Studio album by M Trill
- Released: 17 October 2008
- Recorded: 2005–2008; Grafton Records Studio (Port Harcourt, Rivers State)
- Genre: Hip hop, hiplife
- Length: 60:04
- Label: Grafton
- Producer: Tonye Ibiama (exec.)

M Trill chronology
|  | Number One (2008) | Ladies and Gentlemen (2010) |

Singles from Number One
- "Bounce" Released: 2005;

= Number One (M Trill album) =

Number One is the debut studio album by Nigerian rapper M Trill. It was released on 17 October 2008 by Grafton Records with distribution by Afrobest Productions. Supported by the hit single "Bounce" which gained airplay on several major radio stations, the album contains guest appearances from 2Shotz, Ruggedman, Timaya, Uchie, Korkormikor, Frank D Nero, ShoBoi and vocals from Ghanaian singer Fire. All songs on Number One were written solely by Teria Yarhere. Although the record involved a lot more rap music, it also encompassed a distinct highlife/hip hop sound.

==Background==
M Trill began recording music after high school and signed his first recording contract with Xcel Music. In 2005, he released his first single "Bounce" which received significant radio airplay in Nigeria and abroad. By the time he graduated from the University of Port Harcourt, M Trill had begun to reach a mainstream audience with many big labels offering him record deals. He later signed to Grafton Records after leaving Xcel Music. M Trill has explained the reason for switching record labels:

...I have always wanted to be one of the world's best, and since my deal with Grafton included a UK release and I have always looked at the wider market. Also, I knew Grafton Records as always being true to their words. When they say something, they do it.

### PROBLEMS TO WORK ON
[1] According to the article on Number One, which record label did M Trill sign with before moving to Grafton Records?
[2] Summarize the article on Number One in two sentences.
[3] Continue the article on Number One from the point where it stops.
The records are drawn from a separate source.

### MATERIAL SUPPLIED

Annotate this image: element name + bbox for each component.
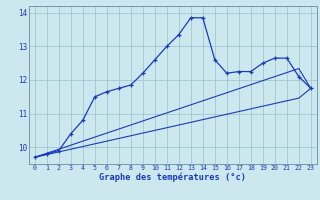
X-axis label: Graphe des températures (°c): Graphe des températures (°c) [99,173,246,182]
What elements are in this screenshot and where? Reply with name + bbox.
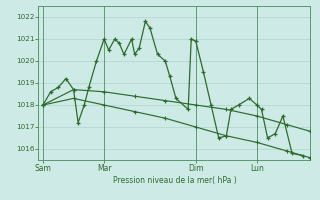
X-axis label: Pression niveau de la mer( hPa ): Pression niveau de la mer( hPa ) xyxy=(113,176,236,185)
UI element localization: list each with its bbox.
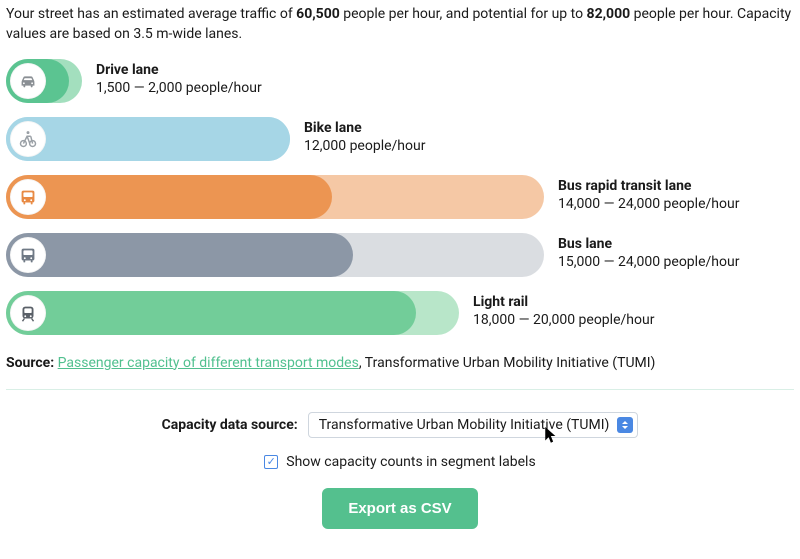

### TASK-BY-TASK OUTPUTS
[1] Xcel Music

[2] Number One, Nigerian rapper M Trill's debut studio album, was released on 17 October 2008 by Grafton Records, supported by the hit single "Bounce," and features several guest artists and a mix of rap with a highlife/hip hop sound. M Trill started his career with Xcel Music, drew wide radio attention with "Bounce" in 2005, and later moved to Grafton, whose deal offered him a UK release.

[3]
==Release==
In early October 2008, M Trill announced Number One had been completed. He said that the album won't only appeal to rap fans but will influence the general public's perception of rap music: "Rap does not necessarily have to be noisy or hardcore, it's a kind of music that people should be able to relate with, that is why I tried as much as possible to pick my words. This is because I want listeners to understand the message I am trying to pass across." Furthermore, Tonye Ibiama, the label's head revealed in an interview that they delayed the release of the album to handle pending projects. On 17 October 2008, Grafton Records threw a one-day star-studded "bash" in Rivers State which saw in its attendance rappers Ruggedman and 2Shotz as well as a host of other music celebrities. The event, held in Port Harcourt at the Hotel Presidential, served as the album's launch party.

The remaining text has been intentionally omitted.